## Begin
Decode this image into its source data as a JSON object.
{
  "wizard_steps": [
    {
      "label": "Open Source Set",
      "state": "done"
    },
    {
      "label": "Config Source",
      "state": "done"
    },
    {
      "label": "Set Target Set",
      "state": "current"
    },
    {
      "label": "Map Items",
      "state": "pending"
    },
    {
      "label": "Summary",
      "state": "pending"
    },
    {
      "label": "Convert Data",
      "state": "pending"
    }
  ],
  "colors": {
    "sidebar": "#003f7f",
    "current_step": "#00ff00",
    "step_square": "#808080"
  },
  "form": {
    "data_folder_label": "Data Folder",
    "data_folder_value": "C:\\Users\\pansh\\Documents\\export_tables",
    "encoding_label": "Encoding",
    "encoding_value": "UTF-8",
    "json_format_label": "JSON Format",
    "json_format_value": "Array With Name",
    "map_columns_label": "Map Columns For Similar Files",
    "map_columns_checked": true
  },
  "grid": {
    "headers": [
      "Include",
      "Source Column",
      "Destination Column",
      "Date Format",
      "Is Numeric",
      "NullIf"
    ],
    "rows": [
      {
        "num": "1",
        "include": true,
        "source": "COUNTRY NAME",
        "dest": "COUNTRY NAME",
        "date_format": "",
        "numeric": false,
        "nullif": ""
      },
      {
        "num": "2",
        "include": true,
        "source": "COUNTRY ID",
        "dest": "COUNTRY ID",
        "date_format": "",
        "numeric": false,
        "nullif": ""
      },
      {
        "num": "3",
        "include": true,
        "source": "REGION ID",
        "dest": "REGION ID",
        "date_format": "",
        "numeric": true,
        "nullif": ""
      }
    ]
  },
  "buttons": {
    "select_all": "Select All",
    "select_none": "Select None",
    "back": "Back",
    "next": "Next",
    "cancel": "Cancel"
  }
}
## End
Transcribe the data above in full, exactly.

Decode this image into its source data as a JSON object.
{
  "wizard_steps": [
    {
      "label": "Open Source Set",
      "state": "done"
    },
    {
      "label": "Config Source",
      "state": "done"
    },
    {
      "label": "Set Target Set",
      "state": "current"
    },
    {
      "label": "Map Items",
      "state": "pending"
    },
    {
      "label": "Summary",
      "state": "pending"
    },
    {
      "label": "Convert Data",
      "state": "pending"
    }
  ],
  "colors": {
    "sidebar": "#003f7f",
    "current_step": "#00ff00",
    "step_square": "#808080"
  },
  "form": {
    "data_folder_label": "Data Folder",
    "data_folder_value": "C:\\Users\\pansh\\Documents\\export_tables",
    "encoding_label": "Encoding",
    "encoding_value": "UTF-8",
    "json_format_label": "JSON Format",
    "json_format_value": "Array With Name",
    "map_columns_label": "Map Columns For Similar Files",
    "map_columns_checked": true
  },
  "grid": {
    "headers": [
      "Include",
      "Source Column",
      "Destination Column",
      "Date Format",
      "Is Numeric",
      "NullIf"
    ],
    "rows": [
      {
        "num": "1",
        "include": true,
        "source": "COUNTRY NAME",
        "dest": "COUNTRY NAME",
        "date_format": "",
        "numeric": false,
        "nullif": ""
      },
      {
        "num": "2",
        "include": true,
        "source": "COUNTRY ID",
        "dest": "COUNTRY ID",
        "date_format": "",
        "numeric": false,
        "nullif": ""
      },
      {
        "num": "3",
        "include": true,
        "source": "REGION ID",
        "dest": "REGION ID",
        "date_format": "",
        "numeric": true,
        "nullif": ""
      }
    ]
  },
  "buttons": {
    "select_all": "Select All",
    "select_none": "Select None",
    "back": "Back",
    "next": "Next",
    "cancel": "Cancel"
  }
}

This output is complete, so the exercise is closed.